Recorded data
------------------------

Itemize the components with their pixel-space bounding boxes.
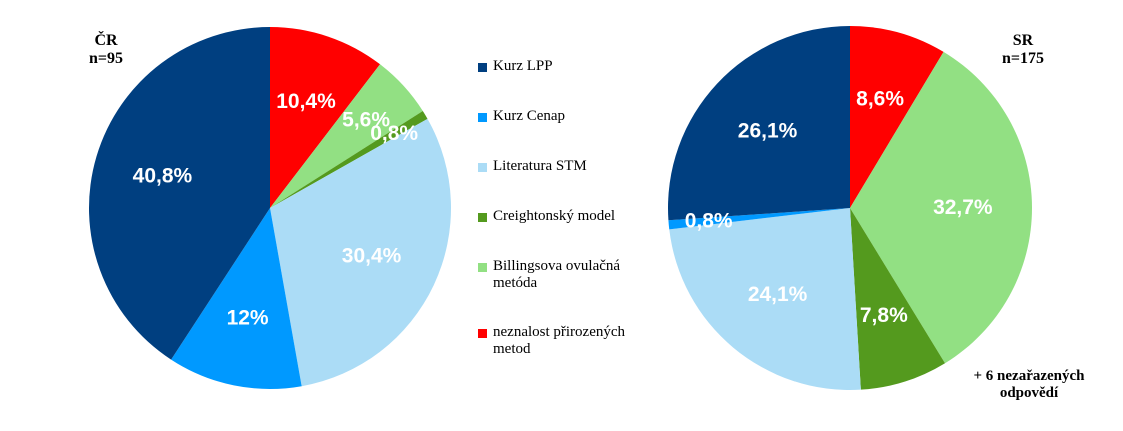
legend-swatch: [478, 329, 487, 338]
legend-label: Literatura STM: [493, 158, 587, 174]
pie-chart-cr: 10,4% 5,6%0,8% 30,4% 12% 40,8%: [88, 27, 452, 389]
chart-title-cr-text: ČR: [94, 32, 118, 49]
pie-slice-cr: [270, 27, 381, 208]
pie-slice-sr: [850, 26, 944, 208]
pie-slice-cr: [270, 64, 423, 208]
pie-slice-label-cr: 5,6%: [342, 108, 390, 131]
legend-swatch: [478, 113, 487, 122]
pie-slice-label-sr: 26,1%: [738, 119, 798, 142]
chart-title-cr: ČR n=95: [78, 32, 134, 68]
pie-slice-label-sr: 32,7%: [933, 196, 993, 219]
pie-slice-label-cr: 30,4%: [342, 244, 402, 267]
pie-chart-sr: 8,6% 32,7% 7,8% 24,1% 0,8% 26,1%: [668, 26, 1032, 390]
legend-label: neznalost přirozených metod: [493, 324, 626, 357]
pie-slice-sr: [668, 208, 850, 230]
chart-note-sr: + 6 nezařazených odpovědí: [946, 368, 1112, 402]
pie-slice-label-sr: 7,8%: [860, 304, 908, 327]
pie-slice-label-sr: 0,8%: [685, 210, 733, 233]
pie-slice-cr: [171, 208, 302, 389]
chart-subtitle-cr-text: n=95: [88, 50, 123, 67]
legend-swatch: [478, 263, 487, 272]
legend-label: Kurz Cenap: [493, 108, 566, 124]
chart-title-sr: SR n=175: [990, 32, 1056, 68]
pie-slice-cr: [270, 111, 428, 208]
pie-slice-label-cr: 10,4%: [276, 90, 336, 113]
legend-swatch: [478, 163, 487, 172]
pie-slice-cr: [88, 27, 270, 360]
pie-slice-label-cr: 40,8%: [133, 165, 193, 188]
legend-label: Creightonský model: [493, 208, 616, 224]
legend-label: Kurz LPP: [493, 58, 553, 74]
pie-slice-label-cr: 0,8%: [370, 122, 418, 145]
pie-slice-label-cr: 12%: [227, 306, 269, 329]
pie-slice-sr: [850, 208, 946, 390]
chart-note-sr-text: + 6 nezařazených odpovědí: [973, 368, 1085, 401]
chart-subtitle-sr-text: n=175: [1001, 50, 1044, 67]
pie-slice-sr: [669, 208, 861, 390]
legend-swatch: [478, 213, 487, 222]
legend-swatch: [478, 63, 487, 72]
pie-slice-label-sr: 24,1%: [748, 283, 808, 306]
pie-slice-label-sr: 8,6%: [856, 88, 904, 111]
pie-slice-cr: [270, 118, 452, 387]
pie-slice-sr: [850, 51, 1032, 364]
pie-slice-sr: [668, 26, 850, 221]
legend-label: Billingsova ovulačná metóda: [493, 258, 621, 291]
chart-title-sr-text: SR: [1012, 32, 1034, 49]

------------------------

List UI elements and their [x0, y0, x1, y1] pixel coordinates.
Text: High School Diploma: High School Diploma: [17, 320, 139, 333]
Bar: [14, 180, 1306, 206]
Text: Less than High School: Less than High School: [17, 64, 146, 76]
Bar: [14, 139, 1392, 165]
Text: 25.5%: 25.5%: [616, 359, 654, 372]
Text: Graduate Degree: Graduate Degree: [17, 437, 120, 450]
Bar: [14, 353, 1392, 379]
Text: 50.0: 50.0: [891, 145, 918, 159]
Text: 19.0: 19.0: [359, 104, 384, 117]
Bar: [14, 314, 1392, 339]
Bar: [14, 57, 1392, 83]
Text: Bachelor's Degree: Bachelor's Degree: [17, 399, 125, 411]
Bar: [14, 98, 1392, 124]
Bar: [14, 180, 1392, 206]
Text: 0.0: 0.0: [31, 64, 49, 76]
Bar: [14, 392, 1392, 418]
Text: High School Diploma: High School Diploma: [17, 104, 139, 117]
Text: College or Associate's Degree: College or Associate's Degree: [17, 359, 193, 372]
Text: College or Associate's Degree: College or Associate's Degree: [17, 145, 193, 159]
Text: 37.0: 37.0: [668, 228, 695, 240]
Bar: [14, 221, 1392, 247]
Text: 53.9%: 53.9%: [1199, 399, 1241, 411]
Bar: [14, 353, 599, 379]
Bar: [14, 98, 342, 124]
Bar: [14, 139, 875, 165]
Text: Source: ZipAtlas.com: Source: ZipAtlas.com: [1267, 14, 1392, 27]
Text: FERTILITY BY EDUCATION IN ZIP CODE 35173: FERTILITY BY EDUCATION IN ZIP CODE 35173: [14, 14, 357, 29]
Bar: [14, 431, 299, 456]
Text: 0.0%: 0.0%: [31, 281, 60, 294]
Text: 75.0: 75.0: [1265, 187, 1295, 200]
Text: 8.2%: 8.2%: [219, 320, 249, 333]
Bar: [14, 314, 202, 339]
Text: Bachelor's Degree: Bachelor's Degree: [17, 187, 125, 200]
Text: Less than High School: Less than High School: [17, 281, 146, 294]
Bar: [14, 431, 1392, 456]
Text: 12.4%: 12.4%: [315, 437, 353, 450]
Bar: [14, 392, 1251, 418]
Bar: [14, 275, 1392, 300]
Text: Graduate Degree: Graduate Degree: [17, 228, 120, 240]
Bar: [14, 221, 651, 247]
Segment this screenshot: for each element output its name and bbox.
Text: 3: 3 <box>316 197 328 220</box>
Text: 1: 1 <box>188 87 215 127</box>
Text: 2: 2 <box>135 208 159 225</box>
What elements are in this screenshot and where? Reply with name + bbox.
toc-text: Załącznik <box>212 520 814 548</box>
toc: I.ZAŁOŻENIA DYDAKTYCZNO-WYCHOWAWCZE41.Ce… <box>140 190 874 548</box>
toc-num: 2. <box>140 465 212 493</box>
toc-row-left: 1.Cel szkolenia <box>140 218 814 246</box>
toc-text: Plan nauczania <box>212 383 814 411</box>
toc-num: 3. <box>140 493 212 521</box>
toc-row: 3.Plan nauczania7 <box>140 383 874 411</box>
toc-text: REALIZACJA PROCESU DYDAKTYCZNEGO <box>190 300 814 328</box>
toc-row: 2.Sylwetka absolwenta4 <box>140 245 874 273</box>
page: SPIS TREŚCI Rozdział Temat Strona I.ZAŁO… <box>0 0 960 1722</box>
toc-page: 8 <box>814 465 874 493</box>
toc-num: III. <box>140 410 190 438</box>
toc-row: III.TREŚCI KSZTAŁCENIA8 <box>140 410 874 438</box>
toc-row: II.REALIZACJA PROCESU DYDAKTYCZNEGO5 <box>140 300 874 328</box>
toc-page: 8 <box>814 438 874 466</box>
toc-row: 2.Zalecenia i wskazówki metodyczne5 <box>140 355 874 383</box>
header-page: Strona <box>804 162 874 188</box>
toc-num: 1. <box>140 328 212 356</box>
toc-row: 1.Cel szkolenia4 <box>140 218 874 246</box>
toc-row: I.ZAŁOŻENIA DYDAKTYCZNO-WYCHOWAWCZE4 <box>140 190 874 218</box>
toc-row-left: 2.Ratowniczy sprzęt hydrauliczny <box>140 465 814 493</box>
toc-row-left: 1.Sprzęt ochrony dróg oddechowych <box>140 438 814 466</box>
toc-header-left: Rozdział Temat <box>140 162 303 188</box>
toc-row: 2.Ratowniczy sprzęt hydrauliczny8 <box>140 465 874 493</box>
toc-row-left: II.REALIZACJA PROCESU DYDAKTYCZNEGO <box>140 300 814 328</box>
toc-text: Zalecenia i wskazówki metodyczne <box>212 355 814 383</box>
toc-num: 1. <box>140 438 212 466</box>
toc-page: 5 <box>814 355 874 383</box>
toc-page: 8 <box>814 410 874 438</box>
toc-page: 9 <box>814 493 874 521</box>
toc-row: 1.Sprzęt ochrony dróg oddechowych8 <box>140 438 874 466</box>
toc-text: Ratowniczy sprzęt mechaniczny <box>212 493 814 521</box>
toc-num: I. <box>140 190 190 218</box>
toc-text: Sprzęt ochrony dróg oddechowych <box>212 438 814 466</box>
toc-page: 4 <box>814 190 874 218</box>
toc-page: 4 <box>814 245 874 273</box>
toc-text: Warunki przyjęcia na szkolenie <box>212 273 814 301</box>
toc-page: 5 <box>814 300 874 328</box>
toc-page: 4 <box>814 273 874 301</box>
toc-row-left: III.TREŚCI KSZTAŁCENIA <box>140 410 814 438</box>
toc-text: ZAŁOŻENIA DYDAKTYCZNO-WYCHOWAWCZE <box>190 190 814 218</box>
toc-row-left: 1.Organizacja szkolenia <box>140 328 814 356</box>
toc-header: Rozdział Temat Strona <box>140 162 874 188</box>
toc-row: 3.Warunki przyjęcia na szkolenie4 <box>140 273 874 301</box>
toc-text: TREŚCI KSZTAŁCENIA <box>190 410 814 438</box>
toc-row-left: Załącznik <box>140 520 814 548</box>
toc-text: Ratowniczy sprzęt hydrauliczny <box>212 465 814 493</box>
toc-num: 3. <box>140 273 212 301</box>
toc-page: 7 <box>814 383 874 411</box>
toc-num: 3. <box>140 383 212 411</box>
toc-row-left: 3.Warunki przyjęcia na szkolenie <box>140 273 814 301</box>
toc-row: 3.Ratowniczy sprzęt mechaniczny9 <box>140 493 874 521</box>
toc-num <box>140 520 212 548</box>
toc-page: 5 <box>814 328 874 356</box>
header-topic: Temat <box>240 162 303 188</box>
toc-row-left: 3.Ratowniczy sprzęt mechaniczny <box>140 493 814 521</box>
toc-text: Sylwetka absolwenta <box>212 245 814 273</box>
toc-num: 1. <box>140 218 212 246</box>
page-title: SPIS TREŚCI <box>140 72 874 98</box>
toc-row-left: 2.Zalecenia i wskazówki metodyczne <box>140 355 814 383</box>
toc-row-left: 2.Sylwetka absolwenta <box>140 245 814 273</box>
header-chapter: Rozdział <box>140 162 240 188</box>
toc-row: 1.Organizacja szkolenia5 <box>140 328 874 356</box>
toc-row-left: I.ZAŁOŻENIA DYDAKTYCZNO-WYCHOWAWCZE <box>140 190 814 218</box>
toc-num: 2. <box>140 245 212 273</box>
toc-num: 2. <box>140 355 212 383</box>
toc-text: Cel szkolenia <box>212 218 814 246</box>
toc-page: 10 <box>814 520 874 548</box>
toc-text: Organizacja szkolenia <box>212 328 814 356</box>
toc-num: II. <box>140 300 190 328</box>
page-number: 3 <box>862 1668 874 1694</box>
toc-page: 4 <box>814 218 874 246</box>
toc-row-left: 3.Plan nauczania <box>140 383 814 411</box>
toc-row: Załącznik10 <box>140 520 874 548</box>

------------------------

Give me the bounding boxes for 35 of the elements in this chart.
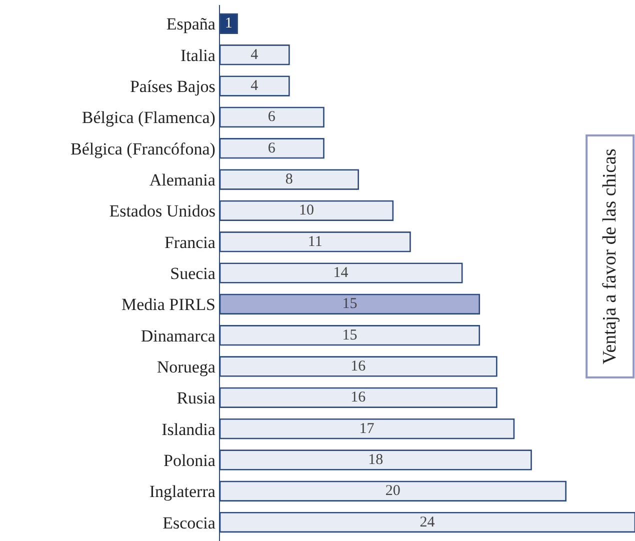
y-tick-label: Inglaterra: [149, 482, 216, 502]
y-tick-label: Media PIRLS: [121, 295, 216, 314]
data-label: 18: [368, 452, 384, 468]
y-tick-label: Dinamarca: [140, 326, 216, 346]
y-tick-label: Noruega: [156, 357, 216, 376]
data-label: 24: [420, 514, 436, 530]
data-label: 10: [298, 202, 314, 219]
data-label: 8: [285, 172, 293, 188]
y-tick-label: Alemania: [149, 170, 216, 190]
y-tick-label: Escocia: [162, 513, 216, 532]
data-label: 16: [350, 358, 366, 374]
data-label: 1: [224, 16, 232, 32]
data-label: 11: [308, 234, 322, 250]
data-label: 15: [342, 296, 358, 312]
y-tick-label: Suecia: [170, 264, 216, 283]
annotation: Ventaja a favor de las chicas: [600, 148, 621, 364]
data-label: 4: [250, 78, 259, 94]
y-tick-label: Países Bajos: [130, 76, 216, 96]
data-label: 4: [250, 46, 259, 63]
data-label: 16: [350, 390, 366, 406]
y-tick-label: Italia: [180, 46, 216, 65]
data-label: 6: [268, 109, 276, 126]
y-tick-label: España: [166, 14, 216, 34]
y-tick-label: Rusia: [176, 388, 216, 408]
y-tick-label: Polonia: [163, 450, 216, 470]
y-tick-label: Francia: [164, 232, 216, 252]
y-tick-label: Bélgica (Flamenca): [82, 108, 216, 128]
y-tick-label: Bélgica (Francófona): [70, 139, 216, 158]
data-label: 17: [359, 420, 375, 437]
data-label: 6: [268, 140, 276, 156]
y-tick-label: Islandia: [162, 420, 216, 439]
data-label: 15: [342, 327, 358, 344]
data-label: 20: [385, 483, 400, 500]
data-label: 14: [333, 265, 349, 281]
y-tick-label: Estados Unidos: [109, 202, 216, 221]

------------------------

> _Written task_:
Copy the lines of the data above exactly as they appear, starting at the line that contains "List UI elements" and ending at the line that contains "Text: 25.5%: 25.5%: [616, 359, 654, 372]".

> _Written solution_:
List UI elements and their [x0, y0, x1, y1] pixel coordinates.
Text: High School Diploma: High School Diploma: [17, 320, 139, 333]
Bar: [14, 180, 1306, 206]
Text: Less than High School: Less than High School: [17, 64, 146, 76]
Bar: [14, 139, 1392, 165]
Text: 25.5%: 25.5%: [616, 359, 654, 372]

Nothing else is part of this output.